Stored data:
****************
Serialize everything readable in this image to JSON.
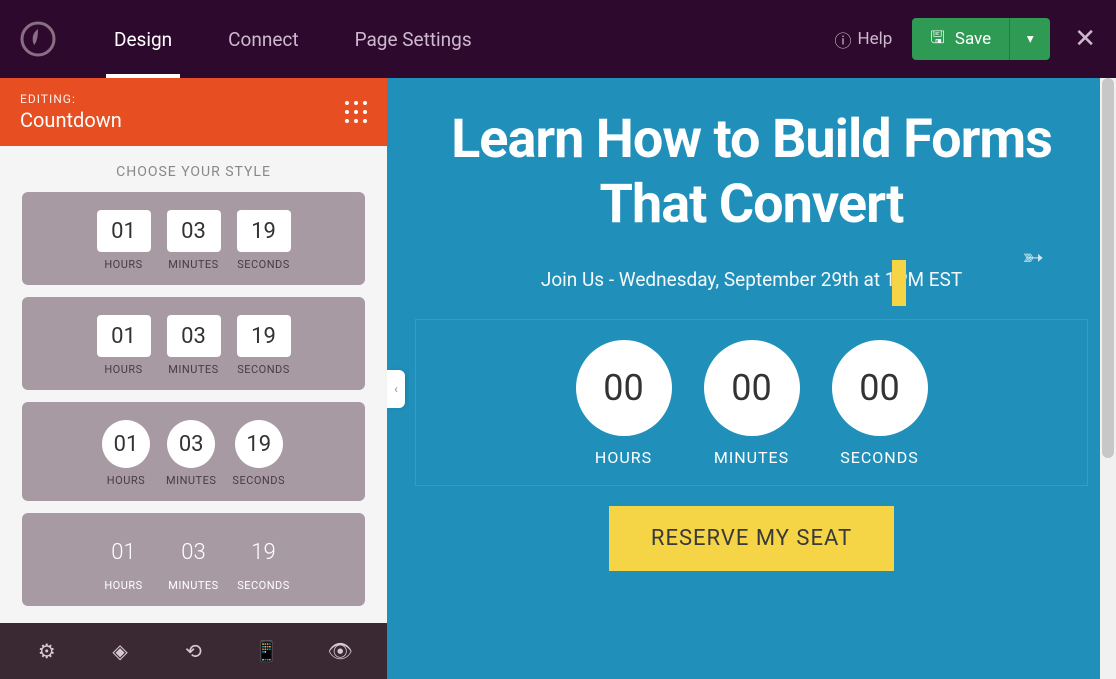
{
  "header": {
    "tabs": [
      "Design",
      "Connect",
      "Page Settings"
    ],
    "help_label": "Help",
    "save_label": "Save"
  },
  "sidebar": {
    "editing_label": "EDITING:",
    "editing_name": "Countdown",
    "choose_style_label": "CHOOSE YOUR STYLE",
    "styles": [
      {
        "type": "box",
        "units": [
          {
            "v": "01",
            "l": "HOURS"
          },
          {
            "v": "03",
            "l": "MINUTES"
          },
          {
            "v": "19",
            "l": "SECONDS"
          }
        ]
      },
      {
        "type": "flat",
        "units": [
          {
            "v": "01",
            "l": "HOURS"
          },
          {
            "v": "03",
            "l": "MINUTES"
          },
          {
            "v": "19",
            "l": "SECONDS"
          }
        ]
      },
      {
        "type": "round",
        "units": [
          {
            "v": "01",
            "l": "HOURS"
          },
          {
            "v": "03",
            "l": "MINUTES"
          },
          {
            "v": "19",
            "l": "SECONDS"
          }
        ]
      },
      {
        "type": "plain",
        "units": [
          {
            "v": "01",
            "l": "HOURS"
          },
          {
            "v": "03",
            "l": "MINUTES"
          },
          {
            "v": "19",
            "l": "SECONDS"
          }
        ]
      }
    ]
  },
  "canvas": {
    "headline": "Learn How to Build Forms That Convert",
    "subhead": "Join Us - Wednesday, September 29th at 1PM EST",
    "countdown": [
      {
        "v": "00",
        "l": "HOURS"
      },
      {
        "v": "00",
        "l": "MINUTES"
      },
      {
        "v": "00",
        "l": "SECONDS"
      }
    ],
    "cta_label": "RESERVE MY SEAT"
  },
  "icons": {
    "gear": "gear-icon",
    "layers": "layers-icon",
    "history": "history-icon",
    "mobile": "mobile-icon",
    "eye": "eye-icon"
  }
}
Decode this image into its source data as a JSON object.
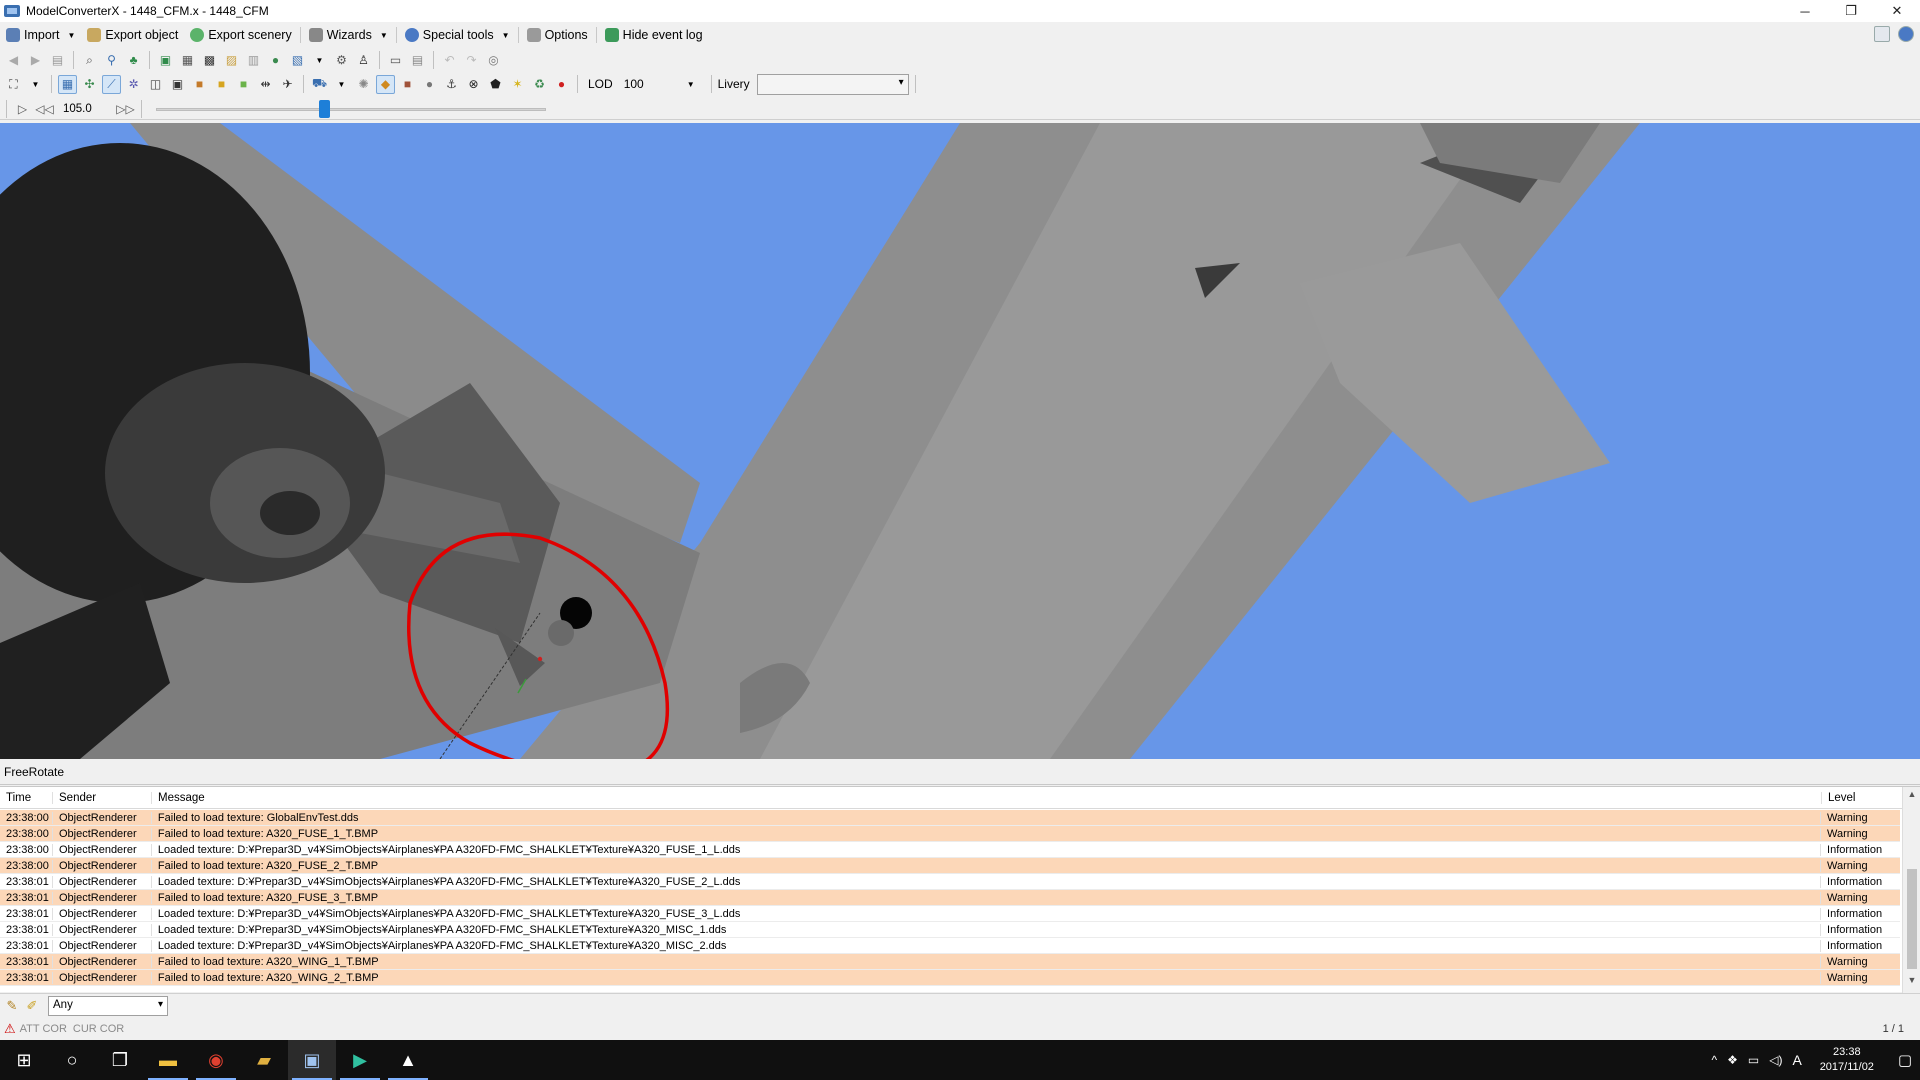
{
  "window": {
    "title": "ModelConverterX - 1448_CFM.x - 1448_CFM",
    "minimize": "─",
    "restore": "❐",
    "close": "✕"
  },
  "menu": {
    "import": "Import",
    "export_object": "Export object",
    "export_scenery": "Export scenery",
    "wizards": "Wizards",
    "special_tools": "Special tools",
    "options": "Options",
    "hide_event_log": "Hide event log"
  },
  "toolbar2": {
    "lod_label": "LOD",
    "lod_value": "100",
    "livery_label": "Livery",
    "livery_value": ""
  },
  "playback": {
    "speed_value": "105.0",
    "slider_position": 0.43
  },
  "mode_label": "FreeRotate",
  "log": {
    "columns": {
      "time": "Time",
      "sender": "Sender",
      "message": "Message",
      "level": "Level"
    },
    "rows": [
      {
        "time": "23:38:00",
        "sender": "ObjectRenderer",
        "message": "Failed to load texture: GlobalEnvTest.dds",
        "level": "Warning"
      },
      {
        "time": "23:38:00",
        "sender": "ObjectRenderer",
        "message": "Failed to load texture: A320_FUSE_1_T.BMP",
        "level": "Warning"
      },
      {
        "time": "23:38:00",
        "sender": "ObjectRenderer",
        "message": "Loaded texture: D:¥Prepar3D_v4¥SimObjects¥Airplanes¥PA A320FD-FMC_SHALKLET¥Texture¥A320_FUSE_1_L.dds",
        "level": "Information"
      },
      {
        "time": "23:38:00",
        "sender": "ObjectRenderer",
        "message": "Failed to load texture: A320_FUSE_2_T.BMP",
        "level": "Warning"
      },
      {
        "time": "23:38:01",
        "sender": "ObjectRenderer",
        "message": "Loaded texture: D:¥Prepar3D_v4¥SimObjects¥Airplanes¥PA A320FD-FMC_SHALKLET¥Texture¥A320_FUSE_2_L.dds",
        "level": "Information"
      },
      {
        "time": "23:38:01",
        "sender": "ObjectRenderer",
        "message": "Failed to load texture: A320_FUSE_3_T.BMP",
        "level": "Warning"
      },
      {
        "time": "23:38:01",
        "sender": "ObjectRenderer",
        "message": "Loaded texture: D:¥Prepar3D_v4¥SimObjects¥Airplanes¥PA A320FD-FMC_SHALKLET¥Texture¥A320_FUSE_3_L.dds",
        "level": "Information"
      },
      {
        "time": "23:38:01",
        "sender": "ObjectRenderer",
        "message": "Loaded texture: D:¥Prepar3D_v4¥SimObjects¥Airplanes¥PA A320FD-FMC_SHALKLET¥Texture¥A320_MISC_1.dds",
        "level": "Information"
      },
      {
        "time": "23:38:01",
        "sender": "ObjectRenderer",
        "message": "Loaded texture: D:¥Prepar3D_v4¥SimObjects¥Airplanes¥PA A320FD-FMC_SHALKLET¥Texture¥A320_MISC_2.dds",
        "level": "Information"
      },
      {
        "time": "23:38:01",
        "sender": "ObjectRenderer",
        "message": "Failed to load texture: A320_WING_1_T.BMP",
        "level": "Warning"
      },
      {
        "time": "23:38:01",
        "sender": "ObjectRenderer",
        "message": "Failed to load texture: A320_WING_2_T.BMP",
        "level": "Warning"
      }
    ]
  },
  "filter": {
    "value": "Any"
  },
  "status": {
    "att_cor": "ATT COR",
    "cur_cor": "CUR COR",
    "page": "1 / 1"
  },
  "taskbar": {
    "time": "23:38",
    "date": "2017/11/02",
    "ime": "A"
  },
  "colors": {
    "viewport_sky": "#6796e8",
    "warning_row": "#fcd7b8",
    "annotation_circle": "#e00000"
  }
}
****************
Make an exact copy of all entries above, dropping the images.

Serialize everything readable in this image to JSON.
{
  "header": {
    "tabs": [
      "Design",
      "Connect",
      "Page Settings"
    ],
    "help_label": "Help",
    "save_label": "Save"
  },
  "sidebar": {
    "editing_label": "EDITING:",
    "editing_name": "Countdown",
    "choose_style_label": "CHOOSE YOUR STYLE",
    "styles": [
      {
        "type": "box",
        "units": [
          {
            "v": "01",
            "l": "HOURS"
          },
          {
            "v": "03",
            "l": "MINUTES"
          },
          {
            "v": "19",
            "l": "SECONDS"
          }
        ]
      },
      {
        "type": "flat",
        "units": [
          {
            "v": "01",
            "l": "HOURS"
          },
          {
            "v": "03",
            "l": "MINUTES"
          },
          {
            "v": "19",
            "l": "SECONDS"
          }
        ]
      },
      {
        "type": "round",
        "units": [
          {
            "v": "01",
            "l": "HOURS"
          },
          {
            "v": "03",
            "l": "MINUTES"
          },
          {
            "v": "19",
            "l": "SECONDS"
          }
        ]
      },
      {
        "type": "plain",
        "units": [
          {
            "v": "01",
            "l": "HOURS"
          },
          {
            "v": "03",
            "l": "MINUTES"
          },
          {
            "v": "19",
            "l": "SECONDS"
          }
        ]
      }
    ]
  },
  "canvas": {
    "headline": "Learn How to Build Forms That Convert",
    "subhead": "Join Us - Wednesday, September 29th at 1PM EST",
    "countdown": [
      {
        "v": "00",
        "l": "HOURS"
      },
      {
        "v": "00",
        "l": "MINUTES"
      },
      {
        "v": "00",
        "l": "SECONDS"
      }
    ],
    "cta_label": "RESERVE MY SEAT"
  },
  "icons": {
    "gear": "gear-icon",
    "layers": "layers-icon",
    "history": "history-icon",
    "mobile": "mobile-icon",
    "eye": "eye-icon"
  }
}
Decode this image into its source data as a JSON object.
{
  "window": {
    "title": "ModelConverterX - 1448_CFM.x - 1448_CFM",
    "minimize": "─",
    "restore": "❐",
    "close": "✕"
  },
  "menu": {
    "import": "Import",
    "export_object": "Export object",
    "export_scenery": "Export scenery",
    "wizards": "Wizards",
    "special_tools": "Special tools",
    "options": "Options",
    "hide_event_log": "Hide event log"
  },
  "toolbar2": {
    "lod_label": "LOD",
    "lod_value": "100",
    "livery_label": "Livery",
    "livery_value": ""
  },
  "playback": {
    "speed_value": "105.0",
    "slider_position": 0.43
  },
  "mode_label": "FreeRotate",
  "log": {
    "columns": {
      "time": "Time",
      "sender": "Sender",
      "message": "Message",
      "level": "Level"
    },
    "rows": [
      {
        "time": "23:38:00",
        "sender": "ObjectRenderer",
        "message": "Failed to load texture: GlobalEnvTest.dds",
        "level": "Warning"
      },
      {
        "time": "23:38:00",
        "sender": "ObjectRenderer",
        "message": "Failed to load texture: A320_FUSE_1_T.BMP",
        "level": "Warning"
      },
      {
        "time": "23:38:00",
        "sender": "ObjectRenderer",
        "message": "Loaded texture: D:¥Prepar3D_v4¥SimObjects¥Airplanes¥PA A320FD-FMC_SHALKLET¥Texture¥A320_FUSE_1_L.dds",
        "level": "Information"
      },
      {
        "time": "23:38:00",
        "sender": "ObjectRenderer",
        "message": "Failed to load texture: A320_FUSE_2_T.BMP",
        "level": "Warning"
      },
      {
        "time": "23:38:01",
        "sender": "ObjectRenderer",
        "message": "Loaded texture: D:¥Prepar3D_v4¥SimObjects¥Airplanes¥PA A320FD-FMC_SHALKLET¥Texture¥A320_FUSE_2_L.dds",
        "level": "Information"
      },
      {
        "time": "23:38:01",
        "sender": "ObjectRenderer",
        "message": "Failed to load texture: A320_FUSE_3_T.BMP",
        "level": "Warning"
      },
      {
        "time": "23:38:01",
        "sender": "ObjectRenderer",
        "message": "Loaded texture: D:¥Prepar3D_v4¥SimObjects¥Airplanes¥PA A320FD-FMC_SHALKLET¥Texture¥A320_FUSE_3_L.dds",
        "level": "Information"
      },
      {
        "time": "23:38:01",
        "sender": "ObjectRenderer",
        "message": "Loaded texture: D:¥Prepar3D_v4¥SimObjects¥Airplanes¥PA A320FD-FMC_SHALKLET¥Texture¥A320_MISC_1.dds",
        "level": "Information"
      },
      {
        "time": "23:38:01",
        "sender": "ObjectRenderer",
        "message": "Loaded texture: D:¥Prepar3D_v4¥SimObjects¥Airplanes¥PA A320FD-FMC_SHALKLET¥Texture¥A320_MISC_2.dds",
        "level": "Information"
      },
      {
        "time": "23:38:01",
        "sender": "ObjectRenderer",
        "message": "Failed to load texture: A320_WING_1_T.BMP",
        "level": "Warning"
      },
      {
        "time": "23:38:01",
        "sender": "ObjectRenderer",
        "message": "Failed to load texture: A320_WING_2_T.BMP",
        "level": "Warning"
      }
    ]
  },
  "filter": {
    "value": "Any"
  },
  "status": {
    "att_cor": "ATT COR",
    "cur_cor": "CUR COR",
    "page": "1 / 1"
  },
  "taskbar": {
    "time": "23:38",
    "date": "2017/11/02",
    "ime": "A"
  },
  "colors": {
    "viewport_sky": "#6796e8",
    "warning_row": "#fcd7b8",
    "annotation_circle": "#e00000"
  }
}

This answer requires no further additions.